* _Document segment_
An example of how automation can improve productivity is represented by artificial lift technology. According to Ron Holsey, president at GE O&G Rod Lift Systems, artificial lift can lead to a 20% power consumption reduction, a 25% failure and maintenance cost reduction and a 4% production increase.

Control systems and management by exception

According to Srinivasan (Halliburton), as the amount of operational data proliferates and the popularity of KPI [Key Performance Indicators] dashboards, alarms and notification systems grows to match it, human operators will manage by exception, allowing them to focus their attention on a small subset of actionable information. “Because of this, it is important to enable control systems to take routine actions wherever possible, and to create an operational climate where the engineer interacts with the field on an increasingly supervisory basis. As an example of how this may happen in the future, consider a field of wells, each of which consumes a quantity of lift gas that is specified by an integrated asset model,” Srinivasan added. “If a compressor fails, it sends a signal to its wells, notifying them that it can’t supply gas. The wells can then broadcast a request for gas over the network, obtain a ‘bid’ from a neighboring compressor, and send a request to the integrated asset model to recalculate the production forecast based on the control system’s rebalanced lift gas allocation,” Srinivasan said.

Hence, according to Srinivasan, training of operators needs to become broader-based. Traditional functional disciplines, such as production, completions, and reservoir engineer may make way for roles like asset steward or asset engineer. New operators must be trained to see the entire field as an interconnected system and to know how to monitor and respond to events in ways that optimize revenue

According to Srinivasan, this is very different from the practice of training operators to respond to alarms and keep process variables within specified tolerances. “That way of thinking will become antiquated as intelligent control systems take over,” Srinivasan said.


If operators are able to conduct their operations with a higher level of automation and streamlined processes, they can not only remotely monitor and manage their processes but also optimize their workforce and improve the safety of their process and personnel, Kumar (Ayatis) added. According to Flichy, automation could bring “incredible savings” in terms of human lives, downtime and cost of repairing.

Standardization and data integration

The biggest challenge in real time data consists in having the right level of analytics to be able to process and interpret the data, Kumar said. There are so many analytical platforms in the market, but the problem is there is not a single way of easily interpreting the data According to Srinivasan (Halliburton), today standardization on several fronts is helping drive down the cost of automation, offering a solution for lower labor costs, higher operational efficiency, and better reservoir outcomes.

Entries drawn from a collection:
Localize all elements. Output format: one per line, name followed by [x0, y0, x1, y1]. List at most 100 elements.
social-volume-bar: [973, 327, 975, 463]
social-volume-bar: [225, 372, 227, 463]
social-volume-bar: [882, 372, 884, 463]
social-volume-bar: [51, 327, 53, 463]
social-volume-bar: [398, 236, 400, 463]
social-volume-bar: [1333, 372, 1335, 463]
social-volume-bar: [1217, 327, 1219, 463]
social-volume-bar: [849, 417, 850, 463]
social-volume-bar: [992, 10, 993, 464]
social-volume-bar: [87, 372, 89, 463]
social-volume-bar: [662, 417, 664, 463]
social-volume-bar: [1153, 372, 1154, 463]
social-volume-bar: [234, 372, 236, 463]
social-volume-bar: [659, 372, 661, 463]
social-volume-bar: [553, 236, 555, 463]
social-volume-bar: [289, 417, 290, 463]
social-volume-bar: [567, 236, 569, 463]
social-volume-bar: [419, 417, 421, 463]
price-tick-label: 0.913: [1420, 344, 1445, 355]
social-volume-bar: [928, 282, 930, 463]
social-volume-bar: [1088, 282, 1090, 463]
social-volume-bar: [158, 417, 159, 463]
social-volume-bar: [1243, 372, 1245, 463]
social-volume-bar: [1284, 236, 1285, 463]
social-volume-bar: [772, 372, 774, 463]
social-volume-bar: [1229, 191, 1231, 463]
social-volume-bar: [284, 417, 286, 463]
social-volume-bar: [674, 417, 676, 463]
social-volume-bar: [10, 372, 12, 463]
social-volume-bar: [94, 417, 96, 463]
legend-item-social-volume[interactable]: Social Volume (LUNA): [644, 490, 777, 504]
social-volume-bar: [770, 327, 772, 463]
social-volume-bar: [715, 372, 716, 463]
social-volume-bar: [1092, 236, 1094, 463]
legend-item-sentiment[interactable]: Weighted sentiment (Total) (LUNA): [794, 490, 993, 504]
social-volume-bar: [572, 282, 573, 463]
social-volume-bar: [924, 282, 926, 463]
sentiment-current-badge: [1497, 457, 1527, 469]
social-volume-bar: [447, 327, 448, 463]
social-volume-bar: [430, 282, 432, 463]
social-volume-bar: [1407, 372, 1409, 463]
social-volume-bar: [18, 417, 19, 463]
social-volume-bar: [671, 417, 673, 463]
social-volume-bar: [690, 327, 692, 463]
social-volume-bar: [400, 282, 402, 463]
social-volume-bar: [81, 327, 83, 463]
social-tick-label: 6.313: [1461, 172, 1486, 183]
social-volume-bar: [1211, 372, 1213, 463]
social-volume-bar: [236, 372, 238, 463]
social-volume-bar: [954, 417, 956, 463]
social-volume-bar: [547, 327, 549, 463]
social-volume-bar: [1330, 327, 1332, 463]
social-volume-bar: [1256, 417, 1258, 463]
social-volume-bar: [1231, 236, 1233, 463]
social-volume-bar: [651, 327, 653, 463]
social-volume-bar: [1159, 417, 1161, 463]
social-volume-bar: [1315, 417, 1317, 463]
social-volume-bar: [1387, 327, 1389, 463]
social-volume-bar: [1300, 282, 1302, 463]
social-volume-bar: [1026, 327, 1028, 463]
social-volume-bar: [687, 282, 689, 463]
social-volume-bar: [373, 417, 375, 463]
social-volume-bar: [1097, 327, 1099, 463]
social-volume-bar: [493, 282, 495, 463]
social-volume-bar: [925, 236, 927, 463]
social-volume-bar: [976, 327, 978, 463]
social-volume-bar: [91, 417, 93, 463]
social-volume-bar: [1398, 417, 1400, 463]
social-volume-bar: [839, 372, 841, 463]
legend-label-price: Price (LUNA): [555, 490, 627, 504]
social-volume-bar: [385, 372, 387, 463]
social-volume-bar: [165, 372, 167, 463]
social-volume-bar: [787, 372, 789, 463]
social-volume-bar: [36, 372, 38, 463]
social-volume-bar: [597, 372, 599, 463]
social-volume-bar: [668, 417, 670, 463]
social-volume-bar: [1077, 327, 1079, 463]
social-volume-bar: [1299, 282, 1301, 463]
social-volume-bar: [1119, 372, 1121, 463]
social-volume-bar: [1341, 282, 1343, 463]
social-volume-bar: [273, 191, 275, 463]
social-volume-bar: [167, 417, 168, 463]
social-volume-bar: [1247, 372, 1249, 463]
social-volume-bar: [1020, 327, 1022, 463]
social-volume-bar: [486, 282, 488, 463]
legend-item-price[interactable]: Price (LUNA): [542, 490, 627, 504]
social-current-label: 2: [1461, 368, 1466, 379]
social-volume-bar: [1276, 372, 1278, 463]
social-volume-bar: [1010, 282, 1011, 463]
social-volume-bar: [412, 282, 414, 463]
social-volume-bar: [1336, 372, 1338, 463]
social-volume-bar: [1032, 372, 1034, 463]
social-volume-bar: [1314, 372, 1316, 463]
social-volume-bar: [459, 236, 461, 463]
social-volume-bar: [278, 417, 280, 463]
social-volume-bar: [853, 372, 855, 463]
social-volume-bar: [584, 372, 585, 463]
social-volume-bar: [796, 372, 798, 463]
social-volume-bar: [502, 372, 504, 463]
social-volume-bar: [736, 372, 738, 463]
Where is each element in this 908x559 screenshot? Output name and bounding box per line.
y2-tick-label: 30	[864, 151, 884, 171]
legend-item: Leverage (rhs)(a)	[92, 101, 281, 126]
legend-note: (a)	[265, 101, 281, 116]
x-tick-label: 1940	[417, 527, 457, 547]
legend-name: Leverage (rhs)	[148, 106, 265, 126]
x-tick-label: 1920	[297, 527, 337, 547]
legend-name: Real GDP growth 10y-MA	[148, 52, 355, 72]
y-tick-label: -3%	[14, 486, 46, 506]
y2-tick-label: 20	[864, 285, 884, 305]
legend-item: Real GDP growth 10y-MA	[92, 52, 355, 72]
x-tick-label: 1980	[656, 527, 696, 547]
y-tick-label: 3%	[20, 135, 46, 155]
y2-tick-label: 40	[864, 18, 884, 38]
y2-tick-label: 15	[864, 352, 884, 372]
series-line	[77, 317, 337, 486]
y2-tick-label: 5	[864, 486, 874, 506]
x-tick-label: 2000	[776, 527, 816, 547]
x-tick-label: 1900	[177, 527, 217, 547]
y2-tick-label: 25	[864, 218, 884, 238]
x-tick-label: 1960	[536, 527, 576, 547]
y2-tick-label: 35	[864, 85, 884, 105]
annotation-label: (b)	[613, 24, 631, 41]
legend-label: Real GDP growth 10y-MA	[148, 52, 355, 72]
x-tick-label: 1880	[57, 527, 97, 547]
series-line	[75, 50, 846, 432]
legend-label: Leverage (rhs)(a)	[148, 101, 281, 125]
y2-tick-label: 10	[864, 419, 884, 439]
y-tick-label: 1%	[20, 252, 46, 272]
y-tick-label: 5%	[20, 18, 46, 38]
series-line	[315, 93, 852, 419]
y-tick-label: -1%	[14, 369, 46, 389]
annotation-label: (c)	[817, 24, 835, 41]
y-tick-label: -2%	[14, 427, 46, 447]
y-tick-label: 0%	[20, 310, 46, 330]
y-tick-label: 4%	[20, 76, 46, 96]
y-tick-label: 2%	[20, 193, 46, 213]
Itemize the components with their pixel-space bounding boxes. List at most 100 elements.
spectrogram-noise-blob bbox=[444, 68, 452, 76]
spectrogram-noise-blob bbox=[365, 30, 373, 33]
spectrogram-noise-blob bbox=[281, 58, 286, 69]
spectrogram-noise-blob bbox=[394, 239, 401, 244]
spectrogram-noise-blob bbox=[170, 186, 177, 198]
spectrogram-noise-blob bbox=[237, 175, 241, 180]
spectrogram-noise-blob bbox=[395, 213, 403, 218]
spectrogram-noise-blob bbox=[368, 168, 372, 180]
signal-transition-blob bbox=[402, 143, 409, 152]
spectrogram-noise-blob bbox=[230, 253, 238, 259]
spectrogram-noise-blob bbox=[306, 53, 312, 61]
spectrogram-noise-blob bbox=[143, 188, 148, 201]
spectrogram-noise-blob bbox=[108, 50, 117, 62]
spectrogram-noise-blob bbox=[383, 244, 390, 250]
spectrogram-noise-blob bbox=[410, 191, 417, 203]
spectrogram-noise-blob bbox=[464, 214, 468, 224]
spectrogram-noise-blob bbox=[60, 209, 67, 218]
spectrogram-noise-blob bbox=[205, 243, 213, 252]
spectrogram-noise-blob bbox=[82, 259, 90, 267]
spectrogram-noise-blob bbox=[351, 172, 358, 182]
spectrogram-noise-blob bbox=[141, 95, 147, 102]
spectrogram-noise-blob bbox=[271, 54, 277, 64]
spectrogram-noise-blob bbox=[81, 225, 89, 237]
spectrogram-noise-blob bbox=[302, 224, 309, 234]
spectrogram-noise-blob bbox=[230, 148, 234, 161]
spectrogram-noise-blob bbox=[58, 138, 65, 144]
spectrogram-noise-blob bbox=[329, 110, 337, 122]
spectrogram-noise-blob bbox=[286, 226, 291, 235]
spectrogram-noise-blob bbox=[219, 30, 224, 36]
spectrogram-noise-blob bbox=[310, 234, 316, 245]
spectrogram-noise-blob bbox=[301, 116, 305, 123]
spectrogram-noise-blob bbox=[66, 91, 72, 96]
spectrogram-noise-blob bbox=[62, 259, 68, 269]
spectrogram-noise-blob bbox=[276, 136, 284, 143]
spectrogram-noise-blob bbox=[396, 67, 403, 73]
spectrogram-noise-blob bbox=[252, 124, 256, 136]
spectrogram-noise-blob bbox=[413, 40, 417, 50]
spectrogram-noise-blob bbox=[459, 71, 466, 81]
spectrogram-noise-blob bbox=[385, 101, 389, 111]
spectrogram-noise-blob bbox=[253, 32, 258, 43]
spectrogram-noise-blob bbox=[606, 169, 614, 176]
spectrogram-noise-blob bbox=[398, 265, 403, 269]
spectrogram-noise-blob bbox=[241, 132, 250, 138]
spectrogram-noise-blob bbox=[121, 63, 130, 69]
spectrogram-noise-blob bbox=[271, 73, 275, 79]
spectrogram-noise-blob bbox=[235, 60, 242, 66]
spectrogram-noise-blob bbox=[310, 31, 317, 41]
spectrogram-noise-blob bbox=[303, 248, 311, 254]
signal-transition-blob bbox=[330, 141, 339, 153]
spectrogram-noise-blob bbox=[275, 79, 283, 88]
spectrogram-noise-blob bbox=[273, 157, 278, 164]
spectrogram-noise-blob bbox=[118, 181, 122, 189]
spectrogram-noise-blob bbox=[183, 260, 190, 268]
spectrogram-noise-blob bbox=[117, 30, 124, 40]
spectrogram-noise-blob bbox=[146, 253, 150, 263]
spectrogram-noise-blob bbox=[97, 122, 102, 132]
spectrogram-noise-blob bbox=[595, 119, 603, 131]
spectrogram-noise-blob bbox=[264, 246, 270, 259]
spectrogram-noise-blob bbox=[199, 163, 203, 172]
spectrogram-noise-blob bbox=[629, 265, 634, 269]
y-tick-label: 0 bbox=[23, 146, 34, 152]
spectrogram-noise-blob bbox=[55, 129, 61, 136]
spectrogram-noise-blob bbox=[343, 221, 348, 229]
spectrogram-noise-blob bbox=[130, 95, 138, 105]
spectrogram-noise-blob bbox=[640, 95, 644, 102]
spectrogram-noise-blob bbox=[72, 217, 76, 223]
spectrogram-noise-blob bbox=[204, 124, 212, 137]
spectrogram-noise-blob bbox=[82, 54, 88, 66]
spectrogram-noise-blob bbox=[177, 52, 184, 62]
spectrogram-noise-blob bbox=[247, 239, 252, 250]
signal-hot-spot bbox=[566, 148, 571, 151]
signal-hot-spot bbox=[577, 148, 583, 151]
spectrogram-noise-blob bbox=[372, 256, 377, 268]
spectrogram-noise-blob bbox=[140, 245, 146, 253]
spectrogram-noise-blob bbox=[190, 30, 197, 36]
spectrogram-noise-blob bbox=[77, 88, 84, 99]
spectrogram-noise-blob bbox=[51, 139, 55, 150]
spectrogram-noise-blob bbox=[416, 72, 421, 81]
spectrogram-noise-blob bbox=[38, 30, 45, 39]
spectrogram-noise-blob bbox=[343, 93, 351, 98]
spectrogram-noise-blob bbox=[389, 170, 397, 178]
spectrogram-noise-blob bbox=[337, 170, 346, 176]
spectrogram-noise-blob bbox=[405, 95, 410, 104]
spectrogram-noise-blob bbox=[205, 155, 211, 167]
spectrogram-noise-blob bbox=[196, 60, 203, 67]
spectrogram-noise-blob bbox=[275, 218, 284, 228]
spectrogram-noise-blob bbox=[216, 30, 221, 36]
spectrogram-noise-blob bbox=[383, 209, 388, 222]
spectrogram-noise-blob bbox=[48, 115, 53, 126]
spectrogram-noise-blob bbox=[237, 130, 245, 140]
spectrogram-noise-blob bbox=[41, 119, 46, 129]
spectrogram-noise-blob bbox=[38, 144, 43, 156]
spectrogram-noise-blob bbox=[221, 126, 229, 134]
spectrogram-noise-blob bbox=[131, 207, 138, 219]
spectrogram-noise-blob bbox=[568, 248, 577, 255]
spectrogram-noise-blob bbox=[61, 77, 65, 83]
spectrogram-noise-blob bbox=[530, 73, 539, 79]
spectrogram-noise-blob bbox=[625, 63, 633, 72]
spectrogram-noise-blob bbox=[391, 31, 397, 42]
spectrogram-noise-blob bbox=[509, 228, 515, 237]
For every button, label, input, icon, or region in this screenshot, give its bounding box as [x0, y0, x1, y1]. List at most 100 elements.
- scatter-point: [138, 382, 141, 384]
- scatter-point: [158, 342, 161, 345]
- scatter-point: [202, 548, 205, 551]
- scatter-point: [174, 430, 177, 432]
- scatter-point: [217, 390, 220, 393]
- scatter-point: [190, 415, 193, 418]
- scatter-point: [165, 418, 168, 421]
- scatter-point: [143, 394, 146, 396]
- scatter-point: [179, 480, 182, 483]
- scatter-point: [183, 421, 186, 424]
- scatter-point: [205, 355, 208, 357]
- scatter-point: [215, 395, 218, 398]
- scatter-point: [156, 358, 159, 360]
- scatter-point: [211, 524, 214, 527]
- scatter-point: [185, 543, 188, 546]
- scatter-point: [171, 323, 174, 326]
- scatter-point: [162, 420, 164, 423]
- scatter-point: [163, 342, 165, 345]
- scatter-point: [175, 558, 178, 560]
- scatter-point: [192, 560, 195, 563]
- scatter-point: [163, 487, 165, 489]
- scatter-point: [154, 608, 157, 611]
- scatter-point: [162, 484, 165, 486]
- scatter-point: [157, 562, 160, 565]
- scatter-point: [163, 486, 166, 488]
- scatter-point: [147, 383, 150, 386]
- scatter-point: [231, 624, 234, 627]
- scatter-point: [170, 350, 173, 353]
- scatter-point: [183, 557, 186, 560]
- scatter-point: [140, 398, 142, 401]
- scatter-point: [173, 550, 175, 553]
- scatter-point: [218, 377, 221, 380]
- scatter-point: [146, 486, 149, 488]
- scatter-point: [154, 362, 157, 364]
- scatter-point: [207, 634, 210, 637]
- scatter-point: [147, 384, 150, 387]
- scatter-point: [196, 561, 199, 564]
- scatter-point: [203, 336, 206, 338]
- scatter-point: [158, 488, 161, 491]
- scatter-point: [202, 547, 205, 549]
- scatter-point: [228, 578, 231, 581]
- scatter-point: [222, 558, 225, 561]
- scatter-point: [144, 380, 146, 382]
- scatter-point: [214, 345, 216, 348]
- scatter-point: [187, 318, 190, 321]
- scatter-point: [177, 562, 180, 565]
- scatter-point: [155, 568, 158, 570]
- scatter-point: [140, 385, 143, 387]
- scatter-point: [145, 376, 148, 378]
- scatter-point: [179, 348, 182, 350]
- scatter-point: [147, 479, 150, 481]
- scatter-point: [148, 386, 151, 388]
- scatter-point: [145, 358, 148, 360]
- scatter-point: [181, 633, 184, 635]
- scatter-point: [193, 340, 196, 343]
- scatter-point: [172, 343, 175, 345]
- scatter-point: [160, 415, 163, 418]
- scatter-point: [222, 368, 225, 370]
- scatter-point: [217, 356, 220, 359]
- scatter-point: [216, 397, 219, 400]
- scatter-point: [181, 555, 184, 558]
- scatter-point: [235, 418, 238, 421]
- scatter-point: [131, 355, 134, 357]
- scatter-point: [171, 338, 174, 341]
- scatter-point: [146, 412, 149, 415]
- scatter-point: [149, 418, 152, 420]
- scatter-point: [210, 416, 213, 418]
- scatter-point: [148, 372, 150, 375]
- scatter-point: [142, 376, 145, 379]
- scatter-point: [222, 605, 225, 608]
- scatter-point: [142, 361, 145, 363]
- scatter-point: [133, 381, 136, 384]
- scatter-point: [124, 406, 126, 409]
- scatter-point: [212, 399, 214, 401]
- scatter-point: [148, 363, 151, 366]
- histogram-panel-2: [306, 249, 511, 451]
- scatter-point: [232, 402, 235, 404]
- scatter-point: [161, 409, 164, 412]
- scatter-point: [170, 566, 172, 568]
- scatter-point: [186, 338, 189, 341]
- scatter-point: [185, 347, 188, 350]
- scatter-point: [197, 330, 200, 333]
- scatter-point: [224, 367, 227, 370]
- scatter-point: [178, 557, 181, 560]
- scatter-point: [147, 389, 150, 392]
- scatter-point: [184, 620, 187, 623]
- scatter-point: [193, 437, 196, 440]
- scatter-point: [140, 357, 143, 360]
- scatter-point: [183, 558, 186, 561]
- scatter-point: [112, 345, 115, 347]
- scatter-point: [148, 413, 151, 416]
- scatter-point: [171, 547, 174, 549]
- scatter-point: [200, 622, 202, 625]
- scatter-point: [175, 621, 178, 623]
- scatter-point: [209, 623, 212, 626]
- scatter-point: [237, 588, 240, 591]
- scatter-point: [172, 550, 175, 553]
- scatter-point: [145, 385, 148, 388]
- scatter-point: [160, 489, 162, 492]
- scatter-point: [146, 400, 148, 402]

* _Stated exercise 1_
Output the passage of the oil and gas automation text that opens with the words containing "If operators are" and closes with "cost of repairing.", word for word.
* _Stated exercise 2_
In the oil and gas automation text, what production increase does Ron Holsey say artificial lift can lead to?

* _Correct answer 1_
If operators are able to conduct their operations with a higher level of automation and streamlined processes, they can not only remotely monitor and manage their processes but also optimize their workforce and improve the safety of their process and personnel, Kumar (Ayatis) added. According to Flichy, automation could bring “incredible savings” in terms of human lives, downtime and cost of repairing.

* _Correct answer 2_
A 4% production increase.